### [THE EXERCISE]
Reproduce the listing below verbatim, line for line, but omit the picture from your answer.

### [DATASET EXTRACT]

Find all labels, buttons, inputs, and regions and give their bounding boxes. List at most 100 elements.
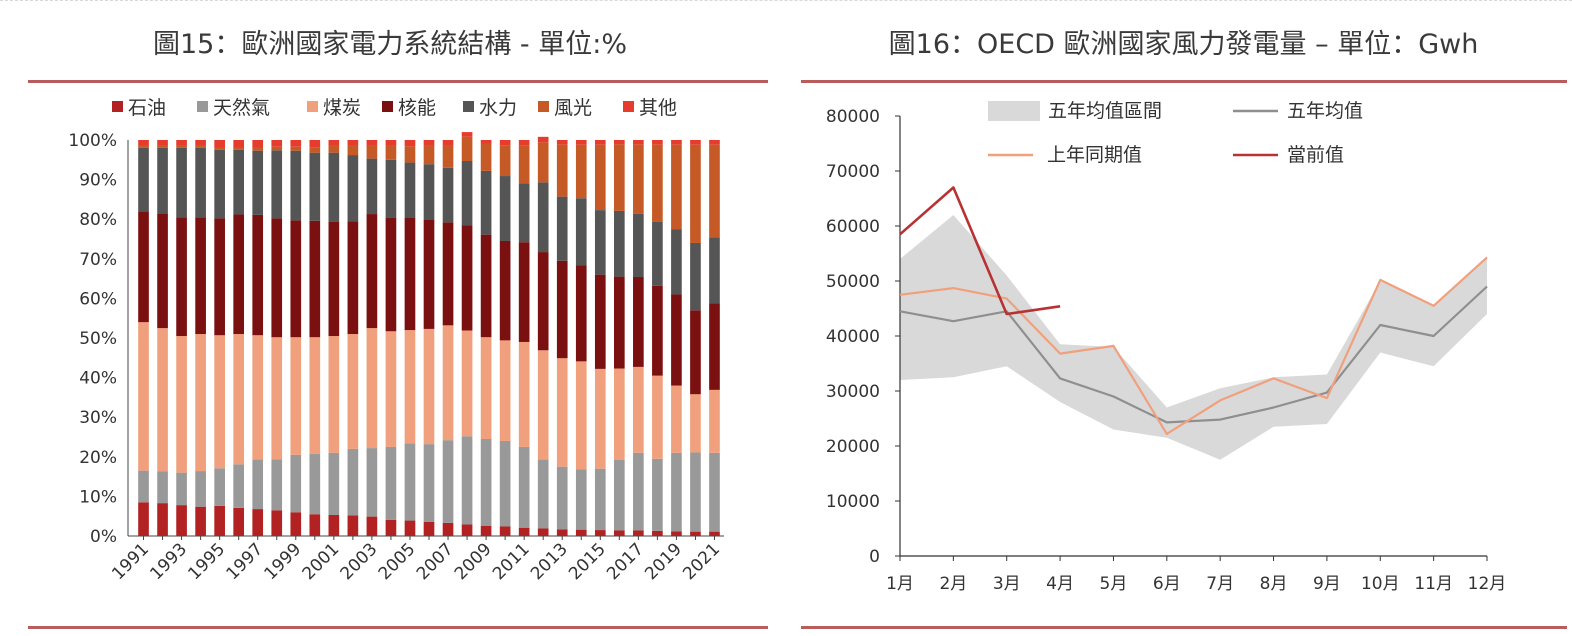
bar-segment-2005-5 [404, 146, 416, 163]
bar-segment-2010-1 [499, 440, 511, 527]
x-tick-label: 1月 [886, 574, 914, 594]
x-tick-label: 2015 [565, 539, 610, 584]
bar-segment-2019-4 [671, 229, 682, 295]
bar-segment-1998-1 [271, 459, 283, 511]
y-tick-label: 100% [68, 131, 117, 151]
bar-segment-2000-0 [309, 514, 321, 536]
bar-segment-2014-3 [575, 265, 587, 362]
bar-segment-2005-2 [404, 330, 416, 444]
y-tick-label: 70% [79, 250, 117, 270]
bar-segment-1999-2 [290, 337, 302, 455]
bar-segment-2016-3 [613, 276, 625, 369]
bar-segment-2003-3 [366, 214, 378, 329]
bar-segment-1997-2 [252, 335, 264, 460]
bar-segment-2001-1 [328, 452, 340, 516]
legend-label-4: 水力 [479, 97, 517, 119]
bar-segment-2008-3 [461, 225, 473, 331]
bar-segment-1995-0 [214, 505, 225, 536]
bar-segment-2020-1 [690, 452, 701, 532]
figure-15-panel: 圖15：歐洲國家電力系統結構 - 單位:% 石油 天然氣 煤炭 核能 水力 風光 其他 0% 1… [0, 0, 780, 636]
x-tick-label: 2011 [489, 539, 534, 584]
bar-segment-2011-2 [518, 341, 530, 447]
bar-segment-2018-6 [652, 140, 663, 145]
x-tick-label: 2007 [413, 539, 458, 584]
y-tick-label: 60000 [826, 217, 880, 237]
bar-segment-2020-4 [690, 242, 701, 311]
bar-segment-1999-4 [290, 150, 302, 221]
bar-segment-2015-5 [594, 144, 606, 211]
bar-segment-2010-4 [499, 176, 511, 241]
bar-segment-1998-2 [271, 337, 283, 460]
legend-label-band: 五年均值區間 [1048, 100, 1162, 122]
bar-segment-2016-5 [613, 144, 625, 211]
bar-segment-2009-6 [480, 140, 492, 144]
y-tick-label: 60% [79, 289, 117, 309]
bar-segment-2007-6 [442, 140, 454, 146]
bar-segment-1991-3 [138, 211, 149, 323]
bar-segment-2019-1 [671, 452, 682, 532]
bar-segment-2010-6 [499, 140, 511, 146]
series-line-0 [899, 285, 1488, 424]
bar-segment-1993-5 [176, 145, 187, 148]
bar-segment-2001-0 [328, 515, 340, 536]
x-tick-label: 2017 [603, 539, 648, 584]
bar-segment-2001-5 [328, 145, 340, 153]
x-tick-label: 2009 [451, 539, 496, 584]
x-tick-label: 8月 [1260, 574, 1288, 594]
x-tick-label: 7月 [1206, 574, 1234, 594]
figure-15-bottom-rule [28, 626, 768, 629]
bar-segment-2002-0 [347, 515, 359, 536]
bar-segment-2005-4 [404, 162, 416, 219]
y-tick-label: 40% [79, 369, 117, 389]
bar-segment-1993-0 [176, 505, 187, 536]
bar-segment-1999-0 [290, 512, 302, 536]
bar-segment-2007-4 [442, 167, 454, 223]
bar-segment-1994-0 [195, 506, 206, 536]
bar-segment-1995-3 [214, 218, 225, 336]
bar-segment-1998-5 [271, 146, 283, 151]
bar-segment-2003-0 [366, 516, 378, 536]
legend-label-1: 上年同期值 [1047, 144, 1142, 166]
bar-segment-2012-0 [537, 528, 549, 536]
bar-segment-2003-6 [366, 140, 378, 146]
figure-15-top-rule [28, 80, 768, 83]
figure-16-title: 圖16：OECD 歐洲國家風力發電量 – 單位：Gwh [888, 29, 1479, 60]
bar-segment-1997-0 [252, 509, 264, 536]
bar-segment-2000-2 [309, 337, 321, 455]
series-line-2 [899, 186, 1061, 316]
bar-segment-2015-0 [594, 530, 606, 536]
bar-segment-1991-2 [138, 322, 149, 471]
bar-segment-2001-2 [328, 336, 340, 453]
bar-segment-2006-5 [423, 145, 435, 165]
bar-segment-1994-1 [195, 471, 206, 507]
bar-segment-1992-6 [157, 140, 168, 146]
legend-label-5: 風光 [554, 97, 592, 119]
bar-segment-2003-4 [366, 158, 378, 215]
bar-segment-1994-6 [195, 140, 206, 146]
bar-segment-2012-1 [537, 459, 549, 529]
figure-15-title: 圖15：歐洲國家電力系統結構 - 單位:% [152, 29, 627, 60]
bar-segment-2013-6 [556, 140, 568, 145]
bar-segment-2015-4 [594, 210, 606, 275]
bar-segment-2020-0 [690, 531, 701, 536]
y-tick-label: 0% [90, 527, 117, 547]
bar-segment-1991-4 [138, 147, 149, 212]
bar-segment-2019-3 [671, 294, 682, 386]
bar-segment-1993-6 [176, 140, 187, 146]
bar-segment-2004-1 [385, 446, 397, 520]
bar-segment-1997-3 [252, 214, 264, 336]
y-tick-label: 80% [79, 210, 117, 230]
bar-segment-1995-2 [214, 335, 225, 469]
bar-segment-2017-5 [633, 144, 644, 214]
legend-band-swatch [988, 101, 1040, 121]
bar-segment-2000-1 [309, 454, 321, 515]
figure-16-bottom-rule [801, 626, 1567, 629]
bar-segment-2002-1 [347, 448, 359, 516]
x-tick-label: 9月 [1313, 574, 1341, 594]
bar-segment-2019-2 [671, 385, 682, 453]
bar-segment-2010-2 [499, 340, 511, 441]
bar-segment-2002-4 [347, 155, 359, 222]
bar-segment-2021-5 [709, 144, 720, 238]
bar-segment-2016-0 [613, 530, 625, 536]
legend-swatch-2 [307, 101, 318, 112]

### [OUTPUT OF THE EXERCISE]
Find all labels, buttons, inputs, and regions and give their bounding boxes. List at most 100 elements.
bar-segment-2005-5 [404, 146, 416, 163]
bar-segment-2010-1 [499, 440, 511, 527]
x-tick-label: 1月 [886, 574, 914, 594]
x-tick-label: 2015 [565, 539, 610, 584]
bar-segment-2019-4 [671, 229, 682, 295]
bar-segment-1998-1 [271, 459, 283, 511]
y-tick-label: 100% [68, 131, 117, 151]
bar-segment-2000-0 [309, 514, 321, 536]
bar-segment-2014-3 [575, 265, 587, 362]
bar-segment-2005-2 [404, 330, 416, 444]
y-tick-label: 70% [79, 250, 117, 270]
bar-segment-1999-2 [290, 337, 302, 455]
bar-segment-2016-3 [613, 276, 625, 369]
bar-segment-2003-3 [366, 214, 378, 329]
bar-segment-1997-2 [252, 335, 264, 460]
bar-segment-2001-1 [328, 452, 340, 516]
legend-label-4: 水力 [479, 97, 517, 119]
bar-segment-2008-3 [461, 225, 473, 331]
bar-segment-1995-0 [214, 505, 225, 536]
bar-segment-2020-1 [690, 452, 701, 532]
figure-15-panel: 圖15：歐洲國家電力系統結構 - 單位:% 石油 天然氣 煤炭 核能 水力 風光 其他 0% 1… [0, 0, 780, 636]
x-tick-label: 2011 [489, 539, 534, 584]
bar-segment-2011-2 [518, 341, 530, 447]
bar-segment-2018-6 [652, 140, 663, 145]
x-tick-label: 2007 [413, 539, 458, 584]
y-tick-label: 60000 [826, 217, 880, 237]
bar-segment-2020-4 [690, 242, 701, 311]
bar-segment-1999-4 [290, 150, 302, 221]
bar-segment-2015-5 [594, 144, 606, 211]
bar-segment-2010-4 [499, 176, 511, 241]
bar-segment-1998-2 [271, 337, 283, 460]
legend-label-band: 五年均值區間 [1048, 100, 1162, 122]
bar-segment-2016-5 [613, 144, 625, 211]
bar-segment-2009-6 [480, 140, 492, 144]
y-tick-label: 60% [79, 289, 117, 309]
bar-segment-2007-6 [442, 140, 454, 146]
bar-segment-1991-3 [138, 211, 149, 323]
bar-segment-2019-1 [671, 452, 682, 532]
bar-segment-2010-6 [499, 140, 511, 146]
series-line-0 [899, 285, 1488, 424]
bar-segment-1993-5 [176, 145, 187, 148]
bar-segment-2001-0 [328, 515, 340, 536]
x-tick-label: 2017 [603, 539, 648, 584]
bar-segment-2001-5 [328, 145, 340, 153]
x-tick-label: 2009 [451, 539, 496, 584]
x-tick-label: 8月 [1260, 574, 1288, 594]
x-tick-label: 7月 [1206, 574, 1234, 594]
figure-15-bottom-rule [28, 626, 768, 629]
bar-segment-2002-0 [347, 515, 359, 536]
bar-segment-2005-4 [404, 162, 416, 219]
y-tick-label: 40% [79, 369, 117, 389]
bar-segment-1993-0 [176, 505, 187, 536]
bar-segment-1999-0 [290, 512, 302, 536]
bar-segment-2007-4 [442, 167, 454, 223]
bar-segment-1994-0 [195, 506, 206, 536]
bar-segment-1995-3 [214, 218, 225, 336]
bar-segment-1998-5 [271, 146, 283, 151]
bar-segment-2003-0 [366, 516, 378, 536]
legend-label-1: 上年同期值 [1047, 144, 1142, 166]
bar-segment-2012-0 [537, 528, 549, 536]
bar-segment-2003-6 [366, 140, 378, 146]
figure-15-top-rule [28, 80, 768, 83]
figure-16-title: 圖16：OECD 歐洲國家風力發電量 – 單位：Gwh [888, 29, 1479, 60]
bar-segment-1997-0 [252, 509, 264, 536]
bar-segment-2000-2 [309, 337, 321, 455]
series-line-2 [899, 186, 1061, 316]
bar-segment-2015-0 [594, 530, 606, 536]
bar-segment-1991-2 [138, 322, 149, 471]
bar-segment-2001-2 [328, 336, 340, 453]
bar-segment-2006-5 [423, 145, 435, 165]
bar-segment-1994-1 [195, 471, 206, 507]
bar-segment-1992-6 [157, 140, 168, 146]
legend-label-5: 風光 [554, 97, 592, 119]
bar-segment-2003-4 [366, 158, 378, 215]
bar-segment-1994-6 [195, 140, 206, 146]
bar-segment-2012-1 [537, 459, 549, 529]
figure-15-title: 圖15：歐洲國家電力系統結構 - 單位:% [152, 29, 627, 60]
bar-segment-2013-6 [556, 140, 568, 145]
bar-segment-2015-4 [594, 210, 606, 275]
bar-segment-2020-0 [690, 531, 701, 536]
y-tick-label: 0% [90, 527, 117, 547]
bar-segment-1991-4 [138, 147, 149, 212]
bar-segment-2019-3 [671, 294, 682, 386]
bar-segment-1993-6 [176, 140, 187, 146]
bar-segment-2004-1 [385, 446, 397, 520]
bar-segment-1997-3 [252, 214, 264, 336]
y-tick-label: 80% [79, 210, 117, 230]
bar-segment-1995-2 [214, 335, 225, 469]
bar-segment-2017-5 [633, 144, 644, 214]
legend-band-swatch [988, 101, 1040, 121]
bar-segment-2000-1 [309, 454, 321, 515]
figure-16-bottom-rule [801, 626, 1567, 629]
bar-segment-2002-1 [347, 448, 359, 516]
x-tick-label: 9月 [1313, 574, 1341, 594]
bar-segment-2019-2 [671, 385, 682, 453]
bar-segment-2010-2 [499, 340, 511, 441]
bar-segment-2002-4 [347, 155, 359, 222]
bar-segment-2021-5 [709, 144, 720, 238]
bar-segment-2016-0 [613, 530, 625, 536]
legend-swatch-2 [307, 101, 318, 112]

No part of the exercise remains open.